▶ _CHALLENGE_
Reproduce each item below with every character unchanged, omitting any pictures from your answer.

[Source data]
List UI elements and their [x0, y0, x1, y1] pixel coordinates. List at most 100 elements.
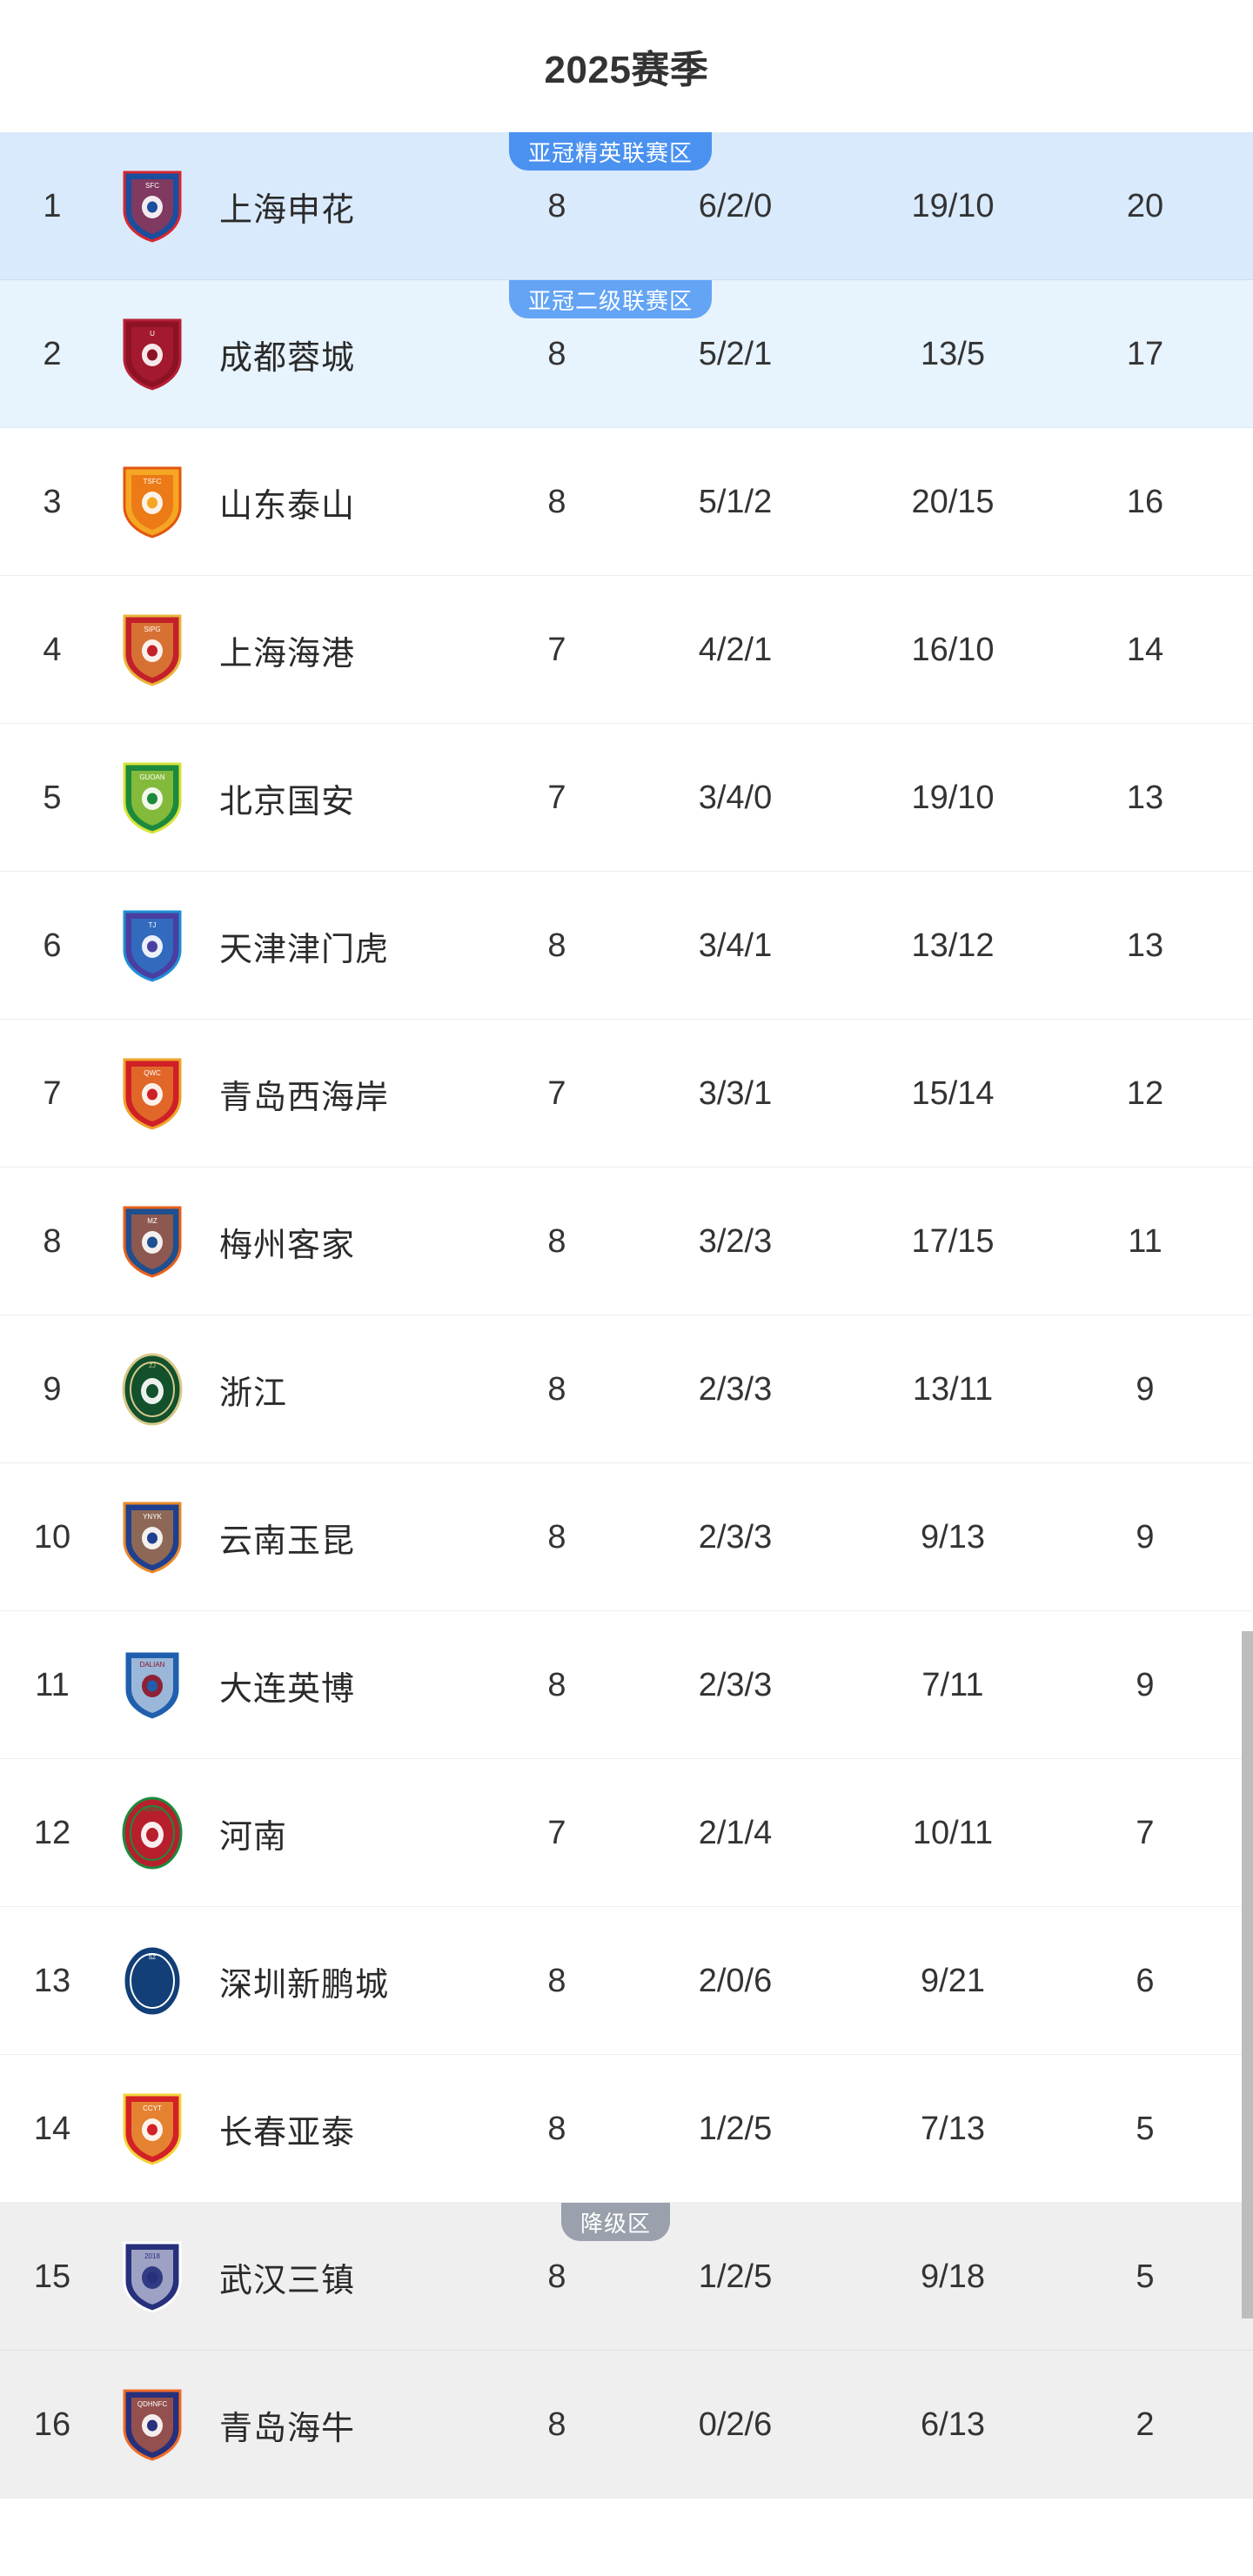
standings-row-wrapper: 16 QDHNFC 青岛海牛 8 0/2/6 6/13 2 [0, 2351, 1253, 2499]
yunnan-yukun-crest: YNYK [104, 1500, 200, 1575]
points-cell: 7 [1136, 1814, 1155, 1851]
matches-played-cell: 8 [547, 1370, 566, 1408]
standings-row-wrapper: 12 HENAN 河南 7 2/1/4 10/11 7 [0, 1759, 1253, 1907]
team-name-cell[interactable]: 梅州客家 [219, 1227, 356, 1264]
team-name-cell[interactable]: 青岛海牛 [219, 2410, 356, 2447]
table-row[interactable]: 6 TJ 天津津门虎 8 3/4/1 13/12 13 [0, 872, 1253, 1020]
beijing-guoan-crest: GUOAN [104, 760, 200, 835]
table-row[interactable]: 10 YNYK 云南玉昆 8 2/3/3 9/13 9 [0, 1463, 1253, 1611]
zone-badge-acl-two: 亚冠二级联赛区 [509, 280, 713, 318]
standings-row-wrapper: 降级区 15 2018 武汉三镇 8 1/2/5 9/18 5 [0, 2203, 1253, 2351]
team-name-cell[interactable]: 深圳新鹏城 [219, 1966, 390, 2004]
win-draw-loss-cell: 3/3/1 [698, 1074, 773, 1112]
rank-cell: 14 [33, 2110, 71, 2147]
wuhan-three-towns-crest: 2018 [104, 2239, 200, 2314]
goals-for-against-cell: 17/15 [911, 1222, 995, 1260]
team-name-cell[interactable]: 长春亚泰 [219, 2114, 356, 2151]
table-row[interactable]: 13 SZ 深圳新鹏城 8 2/0/6 9/21 6 [0, 1907, 1253, 2055]
win-draw-loss-cell: 3/4/0 [698, 779, 773, 816]
team-name-cell[interactable]: 山东泰山 [219, 487, 356, 525]
svg-text:QDHNFC: QDHNFC [137, 2400, 167, 2408]
team-name-cell[interactable]: 北京国安 [219, 783, 356, 820]
win-draw-loss-cell: 2/3/3 [698, 1666, 773, 1703]
team-name-cell[interactable]: 青岛西海岸 [219, 1079, 390, 1116]
team-name-cell[interactable]: 上海海港 [219, 635, 356, 672]
points-cell: 11 [1128, 1222, 1163, 1260]
svg-text:2018: 2018 [144, 2252, 160, 2260]
svg-text:CCYT: CCYT [143, 2104, 162, 2112]
zhejiang-fc-crest: ZJ [104, 1352, 200, 1427]
row-divider [0, 1462, 1253, 1463]
zone-badge-relegation: 降级区 [561, 2203, 671, 2241]
goals-for-against-cell: 9/18 [921, 2258, 985, 2295]
svg-text:ZJ: ZJ [149, 1363, 156, 1369]
matches-played-cell: 7 [547, 779, 566, 816]
standings-row-wrapper: 5 GUOAN 北京国安 7 3/4/0 19/10 13 [0, 724, 1253, 872]
svg-text:GUOAN: GUOAN [139, 773, 165, 781]
matches-played-cell: 8 [547, 1962, 566, 1999]
table-row[interactable]: 12 HENAN 河南 7 2/1/4 10/11 7 [0, 1759, 1253, 1907]
goals-for-against-cell: 9/13 [921, 1518, 985, 1556]
matches-played-cell: 8 [547, 2258, 566, 2295]
svg-text:DALIAN: DALIAN [140, 1661, 165, 1669]
table-row[interactable]: 11 DALIAN 大连英博 8 2/3/3 7/11 9 [0, 1611, 1253, 1759]
table-row[interactable]: 8 MZ 梅州客家 8 3/2/3 17/15 11 [0, 1168, 1253, 1315]
points-cell: 14 [1126, 631, 1164, 668]
table-row[interactable]: 9 ZJ 浙江 8 2/3/3 13/11 9 [0, 1315, 1253, 1463]
win-draw-loss-cell: 2/3/3 [698, 1370, 773, 1408]
standings-row-wrapper: 6 TJ 天津津门虎 8 3/4/1 13/12 13 [0, 872, 1253, 1020]
rank-cell: 2 [43, 335, 62, 372]
team-name-cell[interactable]: 河南 [219, 1818, 288, 1856]
goals-for-against-cell: 7/11 [921, 1666, 984, 1703]
win-draw-loss-cell: 4/2/1 [698, 631, 773, 668]
table-row[interactable]: 7 QWC 青岛西海岸 7 3/3/1 15/14 12 [0, 1020, 1253, 1168]
row-divider [0, 2202, 1253, 2203]
svg-text:HENAN: HENAN [142, 1807, 164, 1813]
svg-text:QWC: QWC [144, 1069, 161, 1077]
table-row[interactable]: 16 QDHNFC 青岛海牛 8 0/2/6 6/13 2 [0, 2351, 1253, 2499]
rank-cell: 5 [43, 779, 62, 816]
table-row[interactable]: 5 GUOAN 北京国安 7 3/4/0 19/10 13 [0, 724, 1253, 872]
vertical-scrollbar-thumb[interactable] [1242, 1631, 1253, 2318]
win-draw-loss-cell: 3/4/1 [698, 927, 773, 964]
matches-played-cell: 8 [547, 2405, 566, 2443]
row-divider [0, 1906, 1253, 1907]
team-name-cell[interactable]: 天津津门虎 [219, 931, 390, 968]
team-name-cell[interactable]: 上海申花 [219, 191, 356, 229]
standings-row-wrapper: 亚冠精英联赛区 1 SFC 上海申花 8 6/2/0 19/10 20 [0, 132, 1253, 280]
team-name-cell[interactable]: 大连英博 [219, 1670, 356, 1708]
points-cell: 12 [1126, 1074, 1164, 1112]
points-cell: 17 [1126, 335, 1164, 372]
team-name-cell[interactable]: 云南玉昆 [219, 1522, 356, 1560]
table-row[interactable]: 3 TSFC 山东泰山 8 5/1/2 20/15 16 [0, 428, 1253, 576]
matches-played-cell: 7 [547, 631, 566, 668]
win-draw-loss-cell: 3/2/3 [698, 1222, 773, 1260]
rank-cell: 1 [43, 187, 62, 224]
win-draw-loss-cell: 5/1/2 [698, 483, 773, 520]
standings-row-wrapper: 9 ZJ 浙江 8 2/3/3 13/11 9 [0, 1315, 1253, 1463]
table-row[interactable]: 4 SIPG 上海海港 7 4/2/1 16/10 14 [0, 576, 1253, 724]
rank-cell: 13 [33, 1962, 71, 1999]
goals-for-against-cell: 19/10 [911, 779, 995, 816]
standings-row-wrapper: 13 SZ 深圳新鹏城 8 2/0/6 9/21 6 [0, 1907, 1253, 2055]
team-name-cell[interactable]: 成都蓉城 [219, 339, 356, 377]
zone-badge-acl-elite: 亚冠精英联赛区 [509, 132, 713, 171]
table-row[interactable]: 14 CCYT 长春亚泰 8 1/2/5 7/13 5 [0, 2055, 1253, 2203]
table-row[interactable]: 2 U 成都蓉城 8 5/2/1 13/5 17 [0, 280, 1253, 428]
rank-cell: 16 [33, 2405, 71, 2443]
shanghai-port-crest: SIPG [104, 612, 200, 687]
team-name-cell[interactable]: 武汉三镇 [219, 2262, 356, 2299]
points-cell: 20 [1126, 187, 1164, 224]
row-divider [0, 1167, 1253, 1168]
rank-cell: 8 [43, 1222, 62, 1260]
rank-cell: 11 [35, 1666, 70, 1703]
svg-text:YNYK: YNYK [143, 1513, 162, 1521]
team-name-cell[interactable]: 浙江 [219, 1375, 288, 1412]
matches-played-cell: 7 [547, 1814, 566, 1851]
rank-cell: 6 [43, 927, 62, 964]
vertical-scrollbar-track[interactable] [1242, 0, 1253, 2576]
row-divider [0, 723, 1253, 724]
row-divider [0, 1019, 1253, 1020]
goals-for-against-cell: 16/10 [911, 631, 995, 668]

▶ _TASK RESPONSE_
List UI elements and their [x0, y0, x1, y1] pixel coordinates. List at most 100 elements.
standings-row-wrapper: 16 QDHNFC 青岛海牛 8 0/2/6 6/13 2 [0, 2351, 1253, 2499]
yunnan-yukun-crest: YNYK [104, 1500, 200, 1575]
points-cell: 7 [1136, 1814, 1155, 1851]
matches-played-cell: 8 [547, 1370, 566, 1408]
standings-row-wrapper: 12 HENAN 河南 7 2/1/4 10/11 7 [0, 1759, 1253, 1907]
team-name-cell[interactable]: 梅州客家 [219, 1227, 356, 1264]
team-name-cell[interactable]: 青岛海牛 [219, 2410, 356, 2447]
table-row[interactable]: 6 TJ 天津津门虎 8 3/4/1 13/12 13 [0, 872, 1253, 1020]
beijing-guoan-crest: GUOAN [104, 760, 200, 835]
table-row[interactable]: 10 YNYK 云南玉昆 8 2/3/3 9/13 9 [0, 1463, 1253, 1611]
zone-badge-acl-two: 亚冠二级联赛区 [509, 280, 713, 318]
standings-row-wrapper: 降级区 15 2018 武汉三镇 8 1/2/5 9/18 5 [0, 2203, 1253, 2351]
team-name-cell[interactable]: 深圳新鹏城 [219, 1966, 390, 2004]
win-draw-loss-cell: 3/3/1 [698, 1074, 773, 1112]
rank-cell: 14 [33, 2110, 71, 2147]
wuhan-three-towns-crest: 2018 [104, 2239, 200, 2314]
goals-for-against-cell: 17/15 [911, 1222, 995, 1260]
team-name-cell[interactable]: 长春亚泰 [219, 2114, 356, 2151]
table-row[interactable]: 13 SZ 深圳新鹏城 8 2/0/6 9/21 6 [0, 1907, 1253, 2055]
win-draw-loss-cell: 3/4/0 [698, 779, 773, 816]
team-name-cell[interactable]: 山东泰山 [219, 487, 356, 525]
svg-text:QDHNFC: QDHNFC [137, 2400, 167, 2408]
team-name-cell[interactable]: 北京国安 [219, 783, 356, 820]
win-draw-loss-cell: 2/3/3 [698, 1666, 773, 1703]
team-name-cell[interactable]: 青岛西海岸 [219, 1079, 390, 1116]
team-name-cell[interactable]: 上海海港 [219, 635, 356, 672]
points-cell: 11 [1128, 1222, 1163, 1260]
svg-text:2018: 2018 [144, 2252, 160, 2260]
svg-text:CCYT: CCYT [143, 2104, 162, 2112]
zhejiang-fc-crest: ZJ [104, 1352, 200, 1427]
row-divider [0, 1462, 1253, 1463]
zone-badge-relegation: 降级区 [561, 2203, 671, 2241]
goals-for-against-cell: 9/18 [921, 2258, 985, 2295]
svg-text:ZJ: ZJ [149, 1363, 156, 1369]
matches-played-cell: 7 [547, 779, 566, 816]
standings-row-wrapper: 5 GUOAN 北京国安 7 3/4/0 19/10 13 [0, 724, 1253, 872]
svg-text:GUOAN: GUOAN [139, 773, 165, 781]
matches-played-cell: 8 [547, 1962, 566, 1999]
table-row[interactable]: 12 HENAN 河南 7 2/1/4 10/11 7 [0, 1759, 1253, 1907]
goals-for-against-cell: 9/13 [921, 1518, 985, 1556]
matches-played-cell: 8 [547, 2258, 566, 2295]
svg-text:DALIAN: DALIAN [140, 1661, 165, 1669]
table-row[interactable]: 11 DALIAN 大连英博 8 2/3/3 7/11 9 [0, 1611, 1253, 1759]
table-row[interactable]: 8 MZ 梅州客家 8 3/2/3 17/15 11 [0, 1168, 1253, 1315]
points-cell: 14 [1126, 631, 1164, 668]
table-row[interactable]: 9 ZJ 浙江 8 2/3/3 13/11 9 [0, 1315, 1253, 1463]
win-draw-loss-cell: 2/3/3 [698, 1370, 773, 1408]
standings-row-wrapper: 6 TJ 天津津门虎 8 3/4/1 13/12 13 [0, 872, 1253, 1020]
rank-cell: 2 [43, 335, 62, 372]
team-name-cell[interactable]: 河南 [219, 1818, 288, 1856]
goals-for-against-cell: 7/11 [921, 1666, 984, 1703]
win-draw-loss-cell: 4/2/1 [698, 631, 773, 668]
table-row[interactable]: 7 QWC 青岛西海岸 7 3/3/1 15/14 12 [0, 1020, 1253, 1168]
row-divider [0, 2202, 1253, 2203]
svg-text:HENAN: HENAN [142, 1807, 164, 1813]
svg-text:QWC: QWC [144, 1069, 161, 1077]
table-row[interactable]: 16 QDHNFC 青岛海牛 8 0/2/6 6/13 2 [0, 2351, 1253, 2499]
rank-cell: 5 [43, 779, 62, 816]
table-row[interactable]: 5 GUOAN 北京国安 7 3/4/0 19/10 13 [0, 724, 1253, 872]
vertical-scrollbar-thumb[interactable] [1242, 1631, 1253, 2318]
win-draw-loss-cell: 3/4/1 [698, 927, 773, 964]
matches-played-cell: 8 [547, 2405, 566, 2443]
row-divider [0, 1906, 1253, 1907]
team-name-cell[interactable]: 天津津门虎 [219, 931, 390, 968]
team-name-cell[interactable]: 上海申花 [219, 191, 356, 229]
standings-row-wrapper: 亚冠精英联赛区 1 SFC 上海申花 8 6/2/0 19/10 20 [0, 132, 1253, 280]
team-name-cell[interactable]: 大连英博 [219, 1670, 356, 1708]
points-cell: 12 [1126, 1074, 1164, 1112]
points-cell: 17 [1126, 335, 1164, 372]
team-name-cell[interactable]: 云南玉昆 [219, 1522, 356, 1560]
table-row[interactable]: 3 TSFC 山东泰山 8 5/1/2 20/15 16 [0, 428, 1253, 576]
matches-played-cell: 7 [547, 631, 566, 668]
win-draw-loss-cell: 3/2/3 [698, 1222, 773, 1260]
rank-cell: 1 [43, 187, 62, 224]
win-draw-loss-cell: 5/1/2 [698, 483, 773, 520]
standings-row-wrapper: 9 ZJ 浙江 8 2/3/3 13/11 9 [0, 1315, 1253, 1463]
table-row[interactable]: 4 SIPG 上海海港 7 4/2/1 16/10 14 [0, 576, 1253, 724]
rank-cell: 13 [33, 1962, 71, 1999]
goals-for-against-cell: 19/10 [911, 779, 995, 816]
standings-row-wrapper: 13 SZ 深圳新鹏城 8 2/0/6 9/21 6 [0, 1907, 1253, 2055]
team-name-cell[interactable]: 成都蓉城 [219, 339, 356, 377]
zone-badge-acl-elite: 亚冠精英联赛区 [509, 132, 713, 171]
table-row[interactable]: 14 CCYT 长春亚泰 8 1/2/5 7/13 5 [0, 2055, 1253, 2203]
table-row[interactable]: 2 U 成都蓉城 8 5/2/1 13/5 17 [0, 280, 1253, 428]
rank-cell: 16 [33, 2405, 71, 2443]
shanghai-port-crest: SIPG [104, 612, 200, 687]
team-name-cell[interactable]: 武汉三镇 [219, 2262, 356, 2299]
points-cell: 20 [1126, 187, 1164, 224]
row-divider [0, 1167, 1253, 1168]
rank-cell: 8 [43, 1222, 62, 1260]
rank-cell: 11 [35, 1666, 70, 1703]
svg-text:YNYK: YNYK [143, 1513, 162, 1521]
team-name-cell[interactable]: 浙江 [219, 1375, 288, 1412]
matches-played-cell: 7 [547, 1814, 566, 1851]
rank-cell: 6 [43, 927, 62, 964]
vertical-scrollbar-track[interactable] [1242, 0, 1253, 2576]
row-divider [0, 723, 1253, 724]
row-divider [0, 1019, 1253, 1020]
goals-for-against-cell: 16/10 [911, 631, 995, 668]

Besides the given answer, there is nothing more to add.